**Exercise:**
Pick out every line in the data below that holds "Average".
---------- Records for the exercise
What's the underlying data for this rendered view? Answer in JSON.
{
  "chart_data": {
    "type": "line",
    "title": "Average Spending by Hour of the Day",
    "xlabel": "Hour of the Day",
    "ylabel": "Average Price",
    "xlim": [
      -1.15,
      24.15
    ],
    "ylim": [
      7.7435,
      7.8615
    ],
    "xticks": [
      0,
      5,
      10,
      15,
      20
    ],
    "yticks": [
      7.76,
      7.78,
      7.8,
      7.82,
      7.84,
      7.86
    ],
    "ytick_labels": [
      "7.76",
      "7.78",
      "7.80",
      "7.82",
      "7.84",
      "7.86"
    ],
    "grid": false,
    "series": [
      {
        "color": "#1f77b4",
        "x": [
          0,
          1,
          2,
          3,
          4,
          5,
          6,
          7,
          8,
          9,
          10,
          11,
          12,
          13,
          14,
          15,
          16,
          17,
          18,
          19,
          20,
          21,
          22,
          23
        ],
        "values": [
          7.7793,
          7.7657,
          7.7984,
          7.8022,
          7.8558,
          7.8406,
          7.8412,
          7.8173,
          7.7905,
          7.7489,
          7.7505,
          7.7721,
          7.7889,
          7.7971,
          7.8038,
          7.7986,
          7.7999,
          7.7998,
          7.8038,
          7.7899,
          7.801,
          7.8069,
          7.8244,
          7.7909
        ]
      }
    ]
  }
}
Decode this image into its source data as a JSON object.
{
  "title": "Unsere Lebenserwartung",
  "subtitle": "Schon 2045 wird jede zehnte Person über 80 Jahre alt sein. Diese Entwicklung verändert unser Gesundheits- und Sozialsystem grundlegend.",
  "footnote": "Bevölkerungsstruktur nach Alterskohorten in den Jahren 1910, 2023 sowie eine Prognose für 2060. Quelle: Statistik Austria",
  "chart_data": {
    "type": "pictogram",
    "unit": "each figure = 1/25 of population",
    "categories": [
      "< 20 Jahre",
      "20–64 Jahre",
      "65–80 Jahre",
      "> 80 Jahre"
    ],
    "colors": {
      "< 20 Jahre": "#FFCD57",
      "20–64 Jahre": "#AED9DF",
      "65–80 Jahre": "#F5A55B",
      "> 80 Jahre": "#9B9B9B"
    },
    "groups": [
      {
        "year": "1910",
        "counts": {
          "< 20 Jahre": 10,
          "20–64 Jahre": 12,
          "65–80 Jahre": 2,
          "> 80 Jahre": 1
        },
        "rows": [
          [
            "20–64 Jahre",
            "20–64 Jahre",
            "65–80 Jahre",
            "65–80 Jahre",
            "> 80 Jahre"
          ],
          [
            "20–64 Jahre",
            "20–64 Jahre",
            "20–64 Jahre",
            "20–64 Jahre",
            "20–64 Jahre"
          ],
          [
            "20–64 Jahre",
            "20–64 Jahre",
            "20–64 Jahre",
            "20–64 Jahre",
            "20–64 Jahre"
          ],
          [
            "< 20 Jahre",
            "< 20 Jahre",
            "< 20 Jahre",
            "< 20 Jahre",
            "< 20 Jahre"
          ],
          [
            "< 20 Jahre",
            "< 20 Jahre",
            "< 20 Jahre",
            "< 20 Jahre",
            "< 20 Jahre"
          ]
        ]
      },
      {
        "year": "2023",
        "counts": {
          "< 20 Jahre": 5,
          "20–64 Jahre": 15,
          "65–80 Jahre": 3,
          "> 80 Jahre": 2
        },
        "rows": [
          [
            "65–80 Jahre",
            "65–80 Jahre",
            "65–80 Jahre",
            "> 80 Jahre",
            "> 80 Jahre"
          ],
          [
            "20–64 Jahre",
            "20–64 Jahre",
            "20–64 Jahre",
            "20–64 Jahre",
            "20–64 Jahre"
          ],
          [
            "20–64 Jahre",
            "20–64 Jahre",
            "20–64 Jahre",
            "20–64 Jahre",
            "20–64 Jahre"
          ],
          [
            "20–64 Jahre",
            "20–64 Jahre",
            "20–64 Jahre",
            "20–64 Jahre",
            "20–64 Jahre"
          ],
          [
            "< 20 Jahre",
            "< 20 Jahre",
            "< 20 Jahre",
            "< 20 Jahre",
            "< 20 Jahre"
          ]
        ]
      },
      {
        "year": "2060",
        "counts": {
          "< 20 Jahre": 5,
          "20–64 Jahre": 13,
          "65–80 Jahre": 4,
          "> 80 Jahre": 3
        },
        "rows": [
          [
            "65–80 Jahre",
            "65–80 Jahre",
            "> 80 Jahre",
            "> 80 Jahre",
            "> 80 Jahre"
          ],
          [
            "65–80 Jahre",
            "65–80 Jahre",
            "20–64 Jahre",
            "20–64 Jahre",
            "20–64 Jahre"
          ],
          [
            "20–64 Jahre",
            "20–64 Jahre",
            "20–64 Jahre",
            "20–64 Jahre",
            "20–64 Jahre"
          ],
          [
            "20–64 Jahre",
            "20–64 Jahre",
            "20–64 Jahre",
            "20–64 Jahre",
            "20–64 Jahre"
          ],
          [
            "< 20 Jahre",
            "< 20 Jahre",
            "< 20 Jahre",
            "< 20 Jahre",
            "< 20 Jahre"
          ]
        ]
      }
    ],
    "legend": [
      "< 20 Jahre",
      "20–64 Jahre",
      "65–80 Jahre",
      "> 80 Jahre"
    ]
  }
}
--------------------
**Task output:**
    "title": "Average Spending by Hour of the Day",
    "ylabel": "Average Price",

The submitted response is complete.